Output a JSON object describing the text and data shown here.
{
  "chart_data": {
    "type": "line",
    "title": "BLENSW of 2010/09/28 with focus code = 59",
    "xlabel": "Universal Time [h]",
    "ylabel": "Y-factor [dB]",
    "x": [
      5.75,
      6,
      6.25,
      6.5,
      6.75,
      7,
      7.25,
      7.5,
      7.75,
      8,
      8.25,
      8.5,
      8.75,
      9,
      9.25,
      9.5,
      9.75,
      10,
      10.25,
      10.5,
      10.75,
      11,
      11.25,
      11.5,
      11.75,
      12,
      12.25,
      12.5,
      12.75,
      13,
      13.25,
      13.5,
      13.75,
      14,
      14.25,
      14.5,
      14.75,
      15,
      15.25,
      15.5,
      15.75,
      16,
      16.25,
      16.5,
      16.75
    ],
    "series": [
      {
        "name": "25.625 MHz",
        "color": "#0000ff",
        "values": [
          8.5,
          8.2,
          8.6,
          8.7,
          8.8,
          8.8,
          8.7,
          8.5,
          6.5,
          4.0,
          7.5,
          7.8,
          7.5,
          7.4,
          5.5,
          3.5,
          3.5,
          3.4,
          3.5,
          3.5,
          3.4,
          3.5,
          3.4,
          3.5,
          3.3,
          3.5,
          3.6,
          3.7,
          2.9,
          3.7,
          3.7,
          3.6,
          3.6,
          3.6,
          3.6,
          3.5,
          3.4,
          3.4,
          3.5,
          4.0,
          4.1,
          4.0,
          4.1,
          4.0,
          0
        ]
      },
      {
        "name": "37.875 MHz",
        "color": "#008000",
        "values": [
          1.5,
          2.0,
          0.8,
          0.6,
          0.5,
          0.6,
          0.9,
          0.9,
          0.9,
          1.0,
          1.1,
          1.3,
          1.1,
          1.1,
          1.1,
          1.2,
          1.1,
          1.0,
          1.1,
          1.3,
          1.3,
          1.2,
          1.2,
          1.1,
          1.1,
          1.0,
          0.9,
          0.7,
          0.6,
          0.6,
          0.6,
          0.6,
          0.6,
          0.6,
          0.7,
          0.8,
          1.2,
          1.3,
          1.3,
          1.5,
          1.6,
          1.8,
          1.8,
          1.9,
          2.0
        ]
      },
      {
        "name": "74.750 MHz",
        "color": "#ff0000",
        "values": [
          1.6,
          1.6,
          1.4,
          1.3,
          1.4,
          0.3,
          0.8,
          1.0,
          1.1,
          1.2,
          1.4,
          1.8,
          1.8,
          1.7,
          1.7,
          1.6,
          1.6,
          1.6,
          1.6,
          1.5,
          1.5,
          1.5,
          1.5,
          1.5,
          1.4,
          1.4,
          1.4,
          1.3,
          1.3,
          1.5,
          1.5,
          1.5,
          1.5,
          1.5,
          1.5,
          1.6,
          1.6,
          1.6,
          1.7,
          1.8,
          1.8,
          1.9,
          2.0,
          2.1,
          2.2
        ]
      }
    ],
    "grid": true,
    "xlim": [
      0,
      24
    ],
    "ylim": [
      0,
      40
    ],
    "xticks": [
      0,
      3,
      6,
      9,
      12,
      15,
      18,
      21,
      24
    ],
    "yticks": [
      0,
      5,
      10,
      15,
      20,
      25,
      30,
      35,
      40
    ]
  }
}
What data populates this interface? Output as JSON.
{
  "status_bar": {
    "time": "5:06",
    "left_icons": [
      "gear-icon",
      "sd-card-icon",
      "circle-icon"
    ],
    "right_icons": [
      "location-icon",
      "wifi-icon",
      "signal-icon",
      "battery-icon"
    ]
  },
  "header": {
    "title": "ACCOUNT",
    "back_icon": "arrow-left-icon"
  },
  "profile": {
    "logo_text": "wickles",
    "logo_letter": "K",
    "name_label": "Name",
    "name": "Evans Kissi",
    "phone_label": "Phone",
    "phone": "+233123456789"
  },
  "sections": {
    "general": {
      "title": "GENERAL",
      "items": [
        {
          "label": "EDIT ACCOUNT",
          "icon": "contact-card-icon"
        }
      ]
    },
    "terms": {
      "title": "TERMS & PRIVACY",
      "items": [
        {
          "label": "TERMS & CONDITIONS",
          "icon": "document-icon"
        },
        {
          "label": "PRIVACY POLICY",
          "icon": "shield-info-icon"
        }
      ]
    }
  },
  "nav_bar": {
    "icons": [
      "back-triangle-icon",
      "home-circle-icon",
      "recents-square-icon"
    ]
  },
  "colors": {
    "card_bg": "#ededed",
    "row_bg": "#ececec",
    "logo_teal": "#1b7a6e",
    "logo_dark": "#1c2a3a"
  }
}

## What you have to do
Take the records above and return them exactly as written.

## Reply
Output a JSON object describing the text and data shown here.
{
  "chart_data": {
    "type": "line",
    "title": "BLENSW of 2010/09/28 with focus code = 59",
    "xlabel": "Universal Time [h]",
    "ylabel": "Y-factor [dB]",
    "x": [
      5.75,
      6,
      6.25,
      6.5,
      6.75,
      7,
      7.25,
      7.5,
      7.75,
      8,
      8.25,
      8.5,
      8.75,
      9,
      9.25,
      9.5,
      9.75,
      10,
      10.25,
      10.5,
      10.75,
      11,
      11.25,
      11.5,
      11.75,
      12,
      12.25,
      12.5,
      12.75,
      13,
      13.25,
      13.5,
      13.75,
      14,
      14.25,
      14.5,
      14.75,
      15,
      15.25,
      15.5,
      15.75,
      16,
      16.25,
      16.5,
      16.75
    ],
    "series": [
      {
        "name": "25.625 MHz",
        "color": "#0000ff",
        "values": [
          8.5,
          8.2,
          8.6,
          8.7,
          8.8,
          8.8,
          8.7,
          8.5,
          6.5,
          4.0,
          7.5,
          7.8,
          7.5,
          7.4,
          5.5,
          3.5,
          3.5,
          3.4,
          3.5,
          3.5,
          3.4,
          3.5,
          3.4,
          3.5,
          3.3,
          3.5,
          3.6,
          3.7,
          2.9,
          3.7,
          3.7,
          3.6,
          3.6,
          3.6,
          3.6,
          3.5,
          3.4,
          3.4,
          3.5,
          4.0,
          4.1,
          4.0,
          4.1,
          4.0,
          0
        ]
      },
      {
        "name": "37.875 MHz",
        "color": "#008000",
        "values": [
          1.5,
          2.0,
          0.8,
          0.6,
          0.5,
          0.6,
          0.9,
          0.9,
          0.9,
          1.0,
          1.1,
          1.3,
          1.1,
          1.1,
          1.1,
          1.2,
          1.1,
          1.0,
          1.1,
          1.3,
          1.3,
          1.2,
          1.2,
          1.1,
          1.1,
          1.0,
          0.9,
          0.7,
          0.6,
          0.6,
          0.6,
          0.6,
          0.6,
          0.6,
          0.7,
          0.8,
          1.2,
          1.3,
          1.3,
          1.5,
          1.6,
          1.8,
          1.8,
          1.9,
          2.0
        ]
      },
      {
        "name": "74.750 MHz",
        "color": "#ff0000",
        "values": [
          1.6,
          1.6,
          1.4,
          1.3,
          1.4,
          0.3,
          0.8,
          1.0,
          1.1,
          1.2,
          1.4,
          1.8,
          1.8,
          1.7,
          1.7,
          1.6,
          1.6,
          1.6,
          1.6,
          1.5,
          1.5,
          1.5,
          1.5,
          1.5,
          1.4,
          1.4,
          1.4,
          1.3,
          1.3,
          1.5,
          1.5,
          1.5,
          1.5,
          1.5,
          1.5,
          1.6,
          1.6,
          1.6,
          1.7,
          1.8,
          1.8,
          1.9,
          2.0,
          2.1,
          2.2
        ]
      }
    ],
    "grid": true,
    "xlim": [
      0,
      24
    ],
    "ylim": [
      0,
      40
    ],
    "xticks": [
      0,
      3,
      6,
      9,
      12,
      15,
      18,
      21,
      24
    ],
    "yticks": [
      0,
      5,
      10,
      15,
      20,
      25,
      30,
      35,
      40
    ]
  }
}
What data populates this interface? Output as JSON.
{
  "status_bar": {
    "time": "5:06",
    "left_icons": [
      "gear-icon",
      "sd-card-icon",
      "circle-icon"
    ],
    "right_icons": [
      "location-icon",
      "wifi-icon",
      "signal-icon",
      "battery-icon"
    ]
  },
  "header": {
    "title": "ACCOUNT",
    "back_icon": "arrow-left-icon"
  },
  "profile": {
    "logo_text": "wickles",
    "logo_letter": "K",
    "name_label": "Name",
    "name": "Evans Kissi",
    "phone_label": "Phone",
    "phone": "+233123456789"
  },
  "sections": {
    "general": {
      "title": "GENERAL",
      "items": [
        {
          "label": "EDIT ACCOUNT",
          "icon": "contact-card-icon"
        }
      ]
    },
    "terms": {
      "title": "TERMS & PRIVACY",
      "items": [
        {
          "label": "TERMS & CONDITIONS",
          "icon": "document-icon"
        },
        {
          "label": "PRIVACY POLICY",
          "icon": "shield-info-icon"
        }
      ]
    }
  },
  "nav_bar": {
    "icons": [
      "back-triangle-icon",
      "home-circle-icon",
      "recents-square-icon"
    ]
  },
  "colors": {
    "card_bg": "#ededed",
    "row_bg": "#ececec",
    "logo_teal": "#1b7a6e",
    "logo_dark": "#1c2a3a"
  }
}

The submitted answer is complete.